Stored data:
- - - -

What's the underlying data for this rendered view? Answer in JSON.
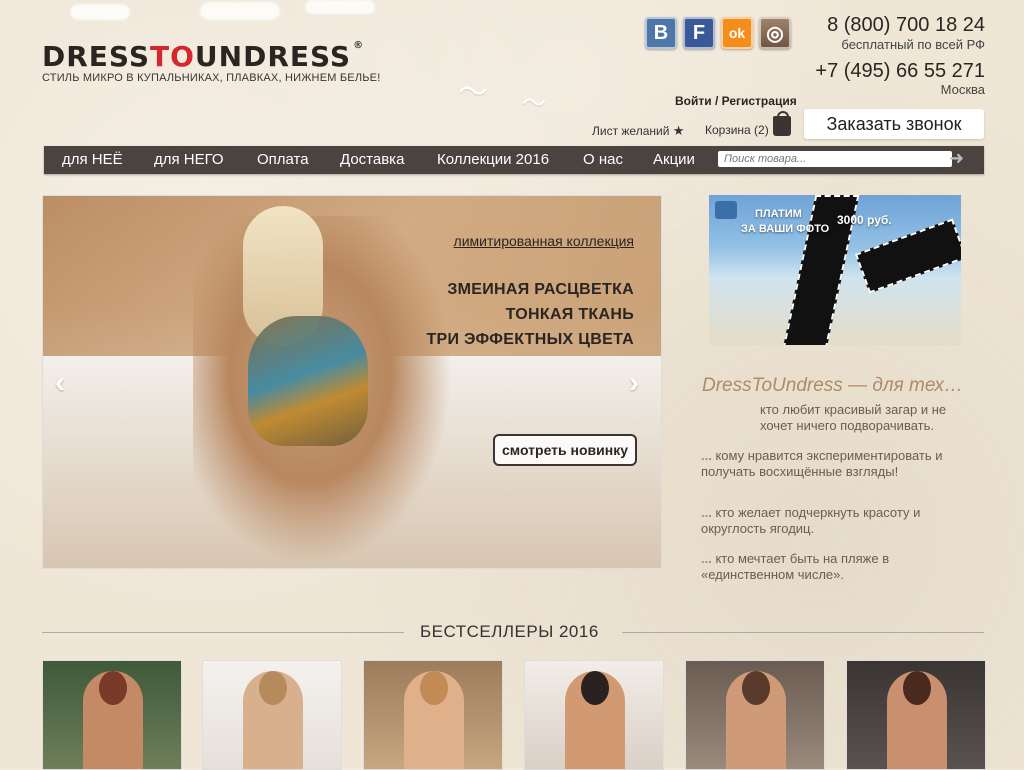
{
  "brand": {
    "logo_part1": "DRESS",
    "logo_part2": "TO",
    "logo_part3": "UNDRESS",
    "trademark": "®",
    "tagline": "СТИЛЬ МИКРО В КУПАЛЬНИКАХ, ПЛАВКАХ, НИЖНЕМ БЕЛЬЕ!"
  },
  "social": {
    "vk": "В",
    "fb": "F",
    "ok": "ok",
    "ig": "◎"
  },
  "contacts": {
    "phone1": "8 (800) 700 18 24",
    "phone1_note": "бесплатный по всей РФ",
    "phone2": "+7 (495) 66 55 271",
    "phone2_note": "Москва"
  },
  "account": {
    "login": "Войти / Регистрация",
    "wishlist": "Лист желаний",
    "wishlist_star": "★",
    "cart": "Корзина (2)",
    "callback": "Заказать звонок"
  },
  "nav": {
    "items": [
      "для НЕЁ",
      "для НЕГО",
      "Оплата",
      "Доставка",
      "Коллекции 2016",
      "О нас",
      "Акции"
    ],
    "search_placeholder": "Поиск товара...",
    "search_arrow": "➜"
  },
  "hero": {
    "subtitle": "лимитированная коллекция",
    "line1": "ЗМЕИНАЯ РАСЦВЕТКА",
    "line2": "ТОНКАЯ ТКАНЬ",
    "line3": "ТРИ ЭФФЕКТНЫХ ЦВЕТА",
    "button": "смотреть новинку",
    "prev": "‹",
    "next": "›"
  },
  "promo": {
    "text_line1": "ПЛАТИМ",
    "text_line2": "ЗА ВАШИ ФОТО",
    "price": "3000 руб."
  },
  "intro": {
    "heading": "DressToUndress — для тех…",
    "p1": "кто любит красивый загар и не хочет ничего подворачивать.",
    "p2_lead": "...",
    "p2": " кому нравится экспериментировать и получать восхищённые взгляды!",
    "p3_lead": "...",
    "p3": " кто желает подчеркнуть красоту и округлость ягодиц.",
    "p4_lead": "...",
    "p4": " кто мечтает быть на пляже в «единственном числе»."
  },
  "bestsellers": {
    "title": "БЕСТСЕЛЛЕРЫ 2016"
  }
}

- - - -

--- What you should do ---
The data above needs to be retyped exactly, with the images left out.

--- Exercise solution ---
What's the underlying data for this rendered view? Answer in JSON.
{
  "brand": {
    "logo_part1": "DRESS",
    "logo_part2": "TO",
    "logo_part3": "UNDRESS",
    "trademark": "®",
    "tagline": "СТИЛЬ МИКРО В КУПАЛЬНИКАХ, ПЛАВКАХ, НИЖНЕМ БЕЛЬЕ!"
  },
  "social": {
    "vk": "В",
    "fb": "F",
    "ok": "ok",
    "ig": "◎"
  },
  "contacts": {
    "phone1": "8 (800) 700 18 24",
    "phone1_note": "бесплатный по всей РФ",
    "phone2": "+7 (495) 66 55 271",
    "phone2_note": "Москва"
  },
  "account": {
    "login": "Войти / Регистрация",
    "wishlist": "Лист желаний",
    "wishlist_star": "★",
    "cart": "Корзина (2)",
    "callback": "Заказать звонок"
  },
  "nav": {
    "items": [
      "для НЕЁ",
      "для НЕГО",
      "Оплата",
      "Доставка",
      "Коллекции 2016",
      "О нас",
      "Акции"
    ],
    "search_placeholder": "Поиск товара...",
    "search_arrow": "➜"
  },
  "hero": {
    "subtitle": "лимитированная коллекция",
    "line1": "ЗМЕИНАЯ РАСЦВЕТКА",
    "line2": "ТОНКАЯ ТКАНЬ",
    "line3": "ТРИ ЭФФЕКТНЫХ ЦВЕТА",
    "button": "смотреть новинку",
    "prev": "‹",
    "next": "›"
  },
  "promo": {
    "text_line1": "ПЛАТИМ",
    "text_line2": "ЗА ВАШИ ФОТО",
    "price": "3000 руб."
  },
  "intro": {
    "heading": "DressToUndress — для тех…",
    "p1": "кто любит красивый загар и не хочет ничего подворачивать.",
    "p2_lead": "...",
    "p2": " кому нравится экспериментировать и получать восхищённые взгляды!",
    "p3_lead": "...",
    "p3": " кто желает подчеркнуть красоту и округлость ягодиц.",
    "p4_lead": "...",
    "p4": " кто мечтает быть на пляже в «единственном числе»."
  },
  "bestsellers": {
    "title": "БЕСТСЕЛЛЕРЫ 2016"
  }
}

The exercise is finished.